State how many lines of the entries hold the string "кишка", and nothing more.
╔══
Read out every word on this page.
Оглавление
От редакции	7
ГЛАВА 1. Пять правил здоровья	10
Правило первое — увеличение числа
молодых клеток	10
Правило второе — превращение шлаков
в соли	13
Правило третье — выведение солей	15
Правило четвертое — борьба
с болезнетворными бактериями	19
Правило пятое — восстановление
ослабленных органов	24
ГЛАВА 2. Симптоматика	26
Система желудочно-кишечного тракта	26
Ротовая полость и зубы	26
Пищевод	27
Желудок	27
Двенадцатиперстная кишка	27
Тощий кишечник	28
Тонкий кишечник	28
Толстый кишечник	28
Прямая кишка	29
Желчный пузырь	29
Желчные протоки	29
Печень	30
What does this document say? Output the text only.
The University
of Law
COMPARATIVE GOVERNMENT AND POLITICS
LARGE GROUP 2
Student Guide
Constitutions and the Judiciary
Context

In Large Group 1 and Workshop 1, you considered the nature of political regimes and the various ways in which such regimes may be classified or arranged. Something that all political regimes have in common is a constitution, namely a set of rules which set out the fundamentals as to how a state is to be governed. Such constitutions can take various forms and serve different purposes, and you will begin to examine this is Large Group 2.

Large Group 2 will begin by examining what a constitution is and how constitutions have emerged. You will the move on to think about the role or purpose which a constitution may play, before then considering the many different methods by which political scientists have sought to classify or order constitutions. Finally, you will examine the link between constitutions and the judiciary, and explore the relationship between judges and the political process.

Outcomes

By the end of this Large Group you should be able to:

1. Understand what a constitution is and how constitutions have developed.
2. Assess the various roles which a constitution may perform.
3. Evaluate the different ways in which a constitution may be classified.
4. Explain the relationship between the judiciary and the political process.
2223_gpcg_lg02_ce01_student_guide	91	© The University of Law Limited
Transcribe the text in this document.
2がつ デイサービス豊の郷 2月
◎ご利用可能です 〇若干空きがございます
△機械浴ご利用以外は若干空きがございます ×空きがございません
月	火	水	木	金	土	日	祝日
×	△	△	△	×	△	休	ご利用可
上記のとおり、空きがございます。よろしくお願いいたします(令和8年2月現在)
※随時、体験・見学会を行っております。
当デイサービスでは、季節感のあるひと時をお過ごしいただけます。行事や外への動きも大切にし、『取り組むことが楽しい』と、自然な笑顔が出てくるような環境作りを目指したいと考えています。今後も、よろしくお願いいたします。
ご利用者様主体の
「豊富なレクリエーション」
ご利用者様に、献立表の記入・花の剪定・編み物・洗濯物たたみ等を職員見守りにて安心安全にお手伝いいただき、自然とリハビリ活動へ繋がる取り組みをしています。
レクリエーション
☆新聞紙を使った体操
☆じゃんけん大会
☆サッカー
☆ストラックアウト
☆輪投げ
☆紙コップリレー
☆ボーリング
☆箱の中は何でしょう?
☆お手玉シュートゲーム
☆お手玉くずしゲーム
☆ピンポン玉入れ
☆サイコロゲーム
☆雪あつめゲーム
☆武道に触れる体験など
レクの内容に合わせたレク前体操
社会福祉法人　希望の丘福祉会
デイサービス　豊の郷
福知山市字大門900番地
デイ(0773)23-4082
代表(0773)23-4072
╚══
▶ [Response for this exercise]: 2